Extracted records
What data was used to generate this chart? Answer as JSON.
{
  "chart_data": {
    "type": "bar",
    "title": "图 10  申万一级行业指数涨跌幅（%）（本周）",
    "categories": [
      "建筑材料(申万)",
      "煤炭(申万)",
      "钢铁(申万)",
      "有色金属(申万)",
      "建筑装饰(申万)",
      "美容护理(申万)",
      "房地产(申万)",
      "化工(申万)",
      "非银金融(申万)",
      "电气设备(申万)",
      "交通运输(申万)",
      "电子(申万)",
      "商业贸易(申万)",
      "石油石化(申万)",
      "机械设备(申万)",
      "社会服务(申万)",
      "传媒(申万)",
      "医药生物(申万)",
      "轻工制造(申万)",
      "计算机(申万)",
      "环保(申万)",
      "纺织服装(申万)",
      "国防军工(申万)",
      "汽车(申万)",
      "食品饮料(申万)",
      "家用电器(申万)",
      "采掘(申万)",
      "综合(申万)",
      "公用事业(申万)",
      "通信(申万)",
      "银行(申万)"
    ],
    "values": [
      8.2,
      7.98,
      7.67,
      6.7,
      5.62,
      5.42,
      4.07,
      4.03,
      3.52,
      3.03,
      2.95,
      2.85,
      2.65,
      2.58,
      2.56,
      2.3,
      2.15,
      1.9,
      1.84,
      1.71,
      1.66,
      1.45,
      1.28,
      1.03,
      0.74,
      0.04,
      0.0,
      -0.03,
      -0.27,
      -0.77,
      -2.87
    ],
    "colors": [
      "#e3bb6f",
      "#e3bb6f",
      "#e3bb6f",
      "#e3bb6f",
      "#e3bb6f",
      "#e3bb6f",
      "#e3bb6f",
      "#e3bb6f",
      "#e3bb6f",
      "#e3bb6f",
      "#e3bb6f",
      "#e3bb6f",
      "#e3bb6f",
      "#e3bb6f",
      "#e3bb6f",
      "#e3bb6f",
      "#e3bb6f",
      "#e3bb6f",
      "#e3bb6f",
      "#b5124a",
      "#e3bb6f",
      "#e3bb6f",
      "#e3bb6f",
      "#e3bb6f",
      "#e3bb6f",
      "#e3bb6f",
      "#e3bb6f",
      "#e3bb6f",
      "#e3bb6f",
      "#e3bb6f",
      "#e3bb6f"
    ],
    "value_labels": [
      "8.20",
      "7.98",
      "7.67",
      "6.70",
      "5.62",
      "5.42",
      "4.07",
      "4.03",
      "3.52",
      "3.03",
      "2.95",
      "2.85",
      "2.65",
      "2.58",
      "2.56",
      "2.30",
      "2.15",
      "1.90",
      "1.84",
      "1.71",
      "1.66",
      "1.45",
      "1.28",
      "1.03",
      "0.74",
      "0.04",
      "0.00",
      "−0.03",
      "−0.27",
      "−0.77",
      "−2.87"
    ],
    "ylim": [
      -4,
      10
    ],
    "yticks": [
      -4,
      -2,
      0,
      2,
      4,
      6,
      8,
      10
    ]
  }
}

YOUR TASK
Please output the complete data exactly.

TASK ANSWER
What data was used to generate this chart? Answer as JSON.
{
  "chart_data": {
    "type": "bar",
    "title": "图 10  申万一级行业指数涨跌幅（%）（本周）",
    "categories": [
      "建筑材料(申万)",
      "煤炭(申万)",
      "钢铁(申万)",
      "有色金属(申万)",
      "建筑装饰(申万)",
      "美容护理(申万)",
      "房地产(申万)",
      "化工(申万)",
      "非银金融(申万)",
      "电气设备(申万)",
      "交通运输(申万)",
      "电子(申万)",
      "商业贸易(申万)",
      "石油石化(申万)",
      "机械设备(申万)",
      "社会服务(申万)",
      "传媒(申万)",
      "医药生物(申万)",
      "轻工制造(申万)",
      "计算机(申万)",
      "环保(申万)",
      "纺织服装(申万)",
      "国防军工(申万)",
      "汽车(申万)",
      "食品饮料(申万)",
      "家用电器(申万)",
      "采掘(申万)",
      "综合(申万)",
      "公用事业(申万)",
      "通信(申万)",
      "银行(申万)"
    ],
    "values": [
      8.2,
      7.98,
      7.67,
      6.7,
      5.62,
      5.42,
      4.07,
      4.03,
      3.52,
      3.03,
      2.95,
      2.85,
      2.65,
      2.58,
      2.56,
      2.3,
      2.15,
      1.9,
      1.84,
      1.71,
      1.66,
      1.45,
      1.28,
      1.03,
      0.74,
      0.04,
      0.0,
      -0.03,
      -0.27,
      -0.77,
      -2.87
    ],
    "colors": [
      "#e3bb6f",
      "#e3bb6f",
      "#e3bb6f",
      "#e3bb6f",
      "#e3bb6f",
      "#e3bb6f",
      "#e3bb6f",
      "#e3bb6f",
      "#e3bb6f",
      "#e3bb6f",
      "#e3bb6f",
      "#e3bb6f",
      "#e3bb6f",
      "#e3bb6f",
      "#e3bb6f",
      "#e3bb6f",
      "#e3bb6f",
      "#e3bb6f",
      "#e3bb6f",
      "#b5124a",
      "#e3bb6f",
      "#e3bb6f",
      "#e3bb6f",
      "#e3bb6f",
      "#e3bb6f",
      "#e3bb6f",
      "#e3bb6f",
      "#e3bb6f",
      "#e3bb6f",
      "#e3bb6f",
      "#e3bb6f"
    ],
    "value_labels": [
      "8.20",
      "7.98",
      "7.67",
      "6.70",
      "5.62",
      "5.42",
      "4.07",
      "4.03",
      "3.52",
      "3.03",
      "2.95",
      "2.85",
      "2.65",
      "2.58",
      "2.56",
      "2.30",
      "2.15",
      "1.90",
      "1.84",
      "1.71",
      "1.66",
      "1.45",
      "1.28",
      "1.03",
      "0.74",
      "0.04",
      "0.00",
      "−0.03",
      "−0.27",
      "−0.77",
      "−2.87"
    ],
    "ylim": [
      -4,
      10
    ],
    "yticks": [
      -4,
      -2,
      0,
      2,
      4,
      6,
      8,
      10
    ]
  }
}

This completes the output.